**Problem details**:
State the number of lines in these records holding "feasible". Say nothing more.

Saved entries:
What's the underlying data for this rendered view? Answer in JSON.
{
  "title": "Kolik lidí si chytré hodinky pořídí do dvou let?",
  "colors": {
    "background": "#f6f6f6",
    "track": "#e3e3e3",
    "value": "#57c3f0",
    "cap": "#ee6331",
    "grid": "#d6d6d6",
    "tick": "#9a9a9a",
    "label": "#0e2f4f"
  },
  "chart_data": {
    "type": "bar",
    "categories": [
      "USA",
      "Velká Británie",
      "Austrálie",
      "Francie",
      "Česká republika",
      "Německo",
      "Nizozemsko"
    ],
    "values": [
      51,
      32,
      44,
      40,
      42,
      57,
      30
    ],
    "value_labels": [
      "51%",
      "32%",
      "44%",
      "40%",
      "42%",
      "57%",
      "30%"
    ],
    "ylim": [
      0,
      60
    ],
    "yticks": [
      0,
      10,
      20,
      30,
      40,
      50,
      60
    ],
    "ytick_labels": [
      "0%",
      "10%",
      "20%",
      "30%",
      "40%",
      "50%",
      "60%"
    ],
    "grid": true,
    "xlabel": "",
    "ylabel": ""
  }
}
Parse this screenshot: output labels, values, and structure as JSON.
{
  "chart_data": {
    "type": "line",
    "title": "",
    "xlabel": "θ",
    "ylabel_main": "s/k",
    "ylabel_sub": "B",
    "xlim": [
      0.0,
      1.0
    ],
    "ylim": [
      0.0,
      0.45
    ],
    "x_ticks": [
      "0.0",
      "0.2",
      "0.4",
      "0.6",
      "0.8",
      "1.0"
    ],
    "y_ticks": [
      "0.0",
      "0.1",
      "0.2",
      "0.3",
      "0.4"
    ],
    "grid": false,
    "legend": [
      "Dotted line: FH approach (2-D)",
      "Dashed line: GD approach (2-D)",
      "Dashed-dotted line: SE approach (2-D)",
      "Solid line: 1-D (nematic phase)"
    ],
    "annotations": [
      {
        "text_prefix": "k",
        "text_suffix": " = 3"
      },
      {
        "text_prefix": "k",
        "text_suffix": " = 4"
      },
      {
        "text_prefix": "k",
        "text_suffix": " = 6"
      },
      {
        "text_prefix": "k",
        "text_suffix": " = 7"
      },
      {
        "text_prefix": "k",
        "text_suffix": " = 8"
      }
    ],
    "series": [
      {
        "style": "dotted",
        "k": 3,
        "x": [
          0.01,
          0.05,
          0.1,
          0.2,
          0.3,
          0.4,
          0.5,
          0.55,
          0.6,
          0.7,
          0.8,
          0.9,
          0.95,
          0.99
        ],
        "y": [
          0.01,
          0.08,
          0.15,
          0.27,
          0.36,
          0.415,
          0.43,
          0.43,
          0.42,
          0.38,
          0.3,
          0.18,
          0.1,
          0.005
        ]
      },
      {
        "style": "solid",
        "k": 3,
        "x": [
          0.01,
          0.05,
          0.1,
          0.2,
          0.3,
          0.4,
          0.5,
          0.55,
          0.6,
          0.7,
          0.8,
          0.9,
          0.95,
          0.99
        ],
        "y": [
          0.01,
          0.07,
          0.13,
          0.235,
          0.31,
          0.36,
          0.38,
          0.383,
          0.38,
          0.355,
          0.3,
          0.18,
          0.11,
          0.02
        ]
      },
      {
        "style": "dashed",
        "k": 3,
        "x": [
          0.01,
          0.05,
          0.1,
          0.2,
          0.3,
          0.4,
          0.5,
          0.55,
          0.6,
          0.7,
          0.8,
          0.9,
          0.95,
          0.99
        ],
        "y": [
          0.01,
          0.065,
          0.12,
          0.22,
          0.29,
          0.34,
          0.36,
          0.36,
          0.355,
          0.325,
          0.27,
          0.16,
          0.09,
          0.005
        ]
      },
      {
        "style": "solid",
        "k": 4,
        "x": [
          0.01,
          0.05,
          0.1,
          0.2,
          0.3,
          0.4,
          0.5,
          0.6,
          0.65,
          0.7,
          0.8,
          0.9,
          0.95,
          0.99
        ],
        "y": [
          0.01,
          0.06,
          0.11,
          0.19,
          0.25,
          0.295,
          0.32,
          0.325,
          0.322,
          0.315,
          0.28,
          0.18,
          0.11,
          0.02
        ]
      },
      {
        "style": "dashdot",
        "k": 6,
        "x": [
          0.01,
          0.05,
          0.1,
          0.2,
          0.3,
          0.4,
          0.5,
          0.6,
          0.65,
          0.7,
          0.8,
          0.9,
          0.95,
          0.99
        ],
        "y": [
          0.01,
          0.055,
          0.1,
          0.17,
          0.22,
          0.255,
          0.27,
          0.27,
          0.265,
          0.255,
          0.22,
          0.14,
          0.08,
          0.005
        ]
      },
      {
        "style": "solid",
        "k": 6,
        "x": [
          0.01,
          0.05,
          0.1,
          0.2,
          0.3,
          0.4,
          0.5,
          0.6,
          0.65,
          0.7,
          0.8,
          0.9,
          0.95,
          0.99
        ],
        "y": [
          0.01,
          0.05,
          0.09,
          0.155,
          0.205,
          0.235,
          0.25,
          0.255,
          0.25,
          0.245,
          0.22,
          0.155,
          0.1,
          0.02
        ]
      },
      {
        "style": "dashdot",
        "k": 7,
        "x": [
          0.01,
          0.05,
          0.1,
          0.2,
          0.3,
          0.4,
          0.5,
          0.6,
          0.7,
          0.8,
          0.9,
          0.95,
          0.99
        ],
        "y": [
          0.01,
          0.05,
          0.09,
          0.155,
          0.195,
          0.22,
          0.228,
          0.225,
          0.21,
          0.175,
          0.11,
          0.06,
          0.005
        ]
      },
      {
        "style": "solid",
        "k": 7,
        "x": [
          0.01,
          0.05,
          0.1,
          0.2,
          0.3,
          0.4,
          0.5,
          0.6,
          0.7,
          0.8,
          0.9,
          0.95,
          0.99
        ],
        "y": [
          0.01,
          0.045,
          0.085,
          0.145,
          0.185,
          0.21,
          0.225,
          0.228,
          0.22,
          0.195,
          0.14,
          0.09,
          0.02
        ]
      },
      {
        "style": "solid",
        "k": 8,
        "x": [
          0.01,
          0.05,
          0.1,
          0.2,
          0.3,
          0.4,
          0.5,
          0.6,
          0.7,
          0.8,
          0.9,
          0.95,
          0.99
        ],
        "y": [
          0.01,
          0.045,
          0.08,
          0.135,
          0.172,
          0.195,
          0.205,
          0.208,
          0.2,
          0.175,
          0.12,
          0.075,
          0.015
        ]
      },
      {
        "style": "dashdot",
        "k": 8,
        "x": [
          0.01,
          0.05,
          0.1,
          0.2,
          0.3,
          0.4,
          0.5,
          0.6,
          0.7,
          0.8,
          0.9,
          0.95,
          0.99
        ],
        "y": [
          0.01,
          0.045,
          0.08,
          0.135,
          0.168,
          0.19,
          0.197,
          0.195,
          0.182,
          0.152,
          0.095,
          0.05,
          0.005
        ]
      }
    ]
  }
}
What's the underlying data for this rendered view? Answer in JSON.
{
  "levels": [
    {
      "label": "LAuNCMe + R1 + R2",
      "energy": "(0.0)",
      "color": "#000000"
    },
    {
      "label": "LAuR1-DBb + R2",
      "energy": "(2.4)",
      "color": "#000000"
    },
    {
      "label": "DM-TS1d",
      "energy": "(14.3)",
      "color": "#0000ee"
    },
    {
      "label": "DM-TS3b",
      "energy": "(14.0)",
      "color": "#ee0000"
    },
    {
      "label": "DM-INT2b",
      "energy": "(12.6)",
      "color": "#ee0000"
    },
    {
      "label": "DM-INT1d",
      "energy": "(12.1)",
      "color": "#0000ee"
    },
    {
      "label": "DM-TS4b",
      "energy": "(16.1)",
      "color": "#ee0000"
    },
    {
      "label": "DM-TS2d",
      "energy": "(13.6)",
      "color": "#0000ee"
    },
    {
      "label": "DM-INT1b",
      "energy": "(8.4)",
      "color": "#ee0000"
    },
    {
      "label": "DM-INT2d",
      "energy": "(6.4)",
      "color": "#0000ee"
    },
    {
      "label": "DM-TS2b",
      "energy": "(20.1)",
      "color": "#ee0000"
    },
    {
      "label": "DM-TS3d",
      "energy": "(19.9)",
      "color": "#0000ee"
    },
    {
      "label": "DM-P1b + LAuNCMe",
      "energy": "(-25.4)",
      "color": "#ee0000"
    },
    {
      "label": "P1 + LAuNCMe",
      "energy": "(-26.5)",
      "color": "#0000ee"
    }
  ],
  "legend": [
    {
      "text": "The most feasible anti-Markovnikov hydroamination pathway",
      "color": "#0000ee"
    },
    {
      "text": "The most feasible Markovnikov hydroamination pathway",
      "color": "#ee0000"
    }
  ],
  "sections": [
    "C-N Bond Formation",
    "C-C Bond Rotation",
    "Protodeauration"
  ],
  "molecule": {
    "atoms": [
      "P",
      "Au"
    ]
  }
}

**Written response**:
2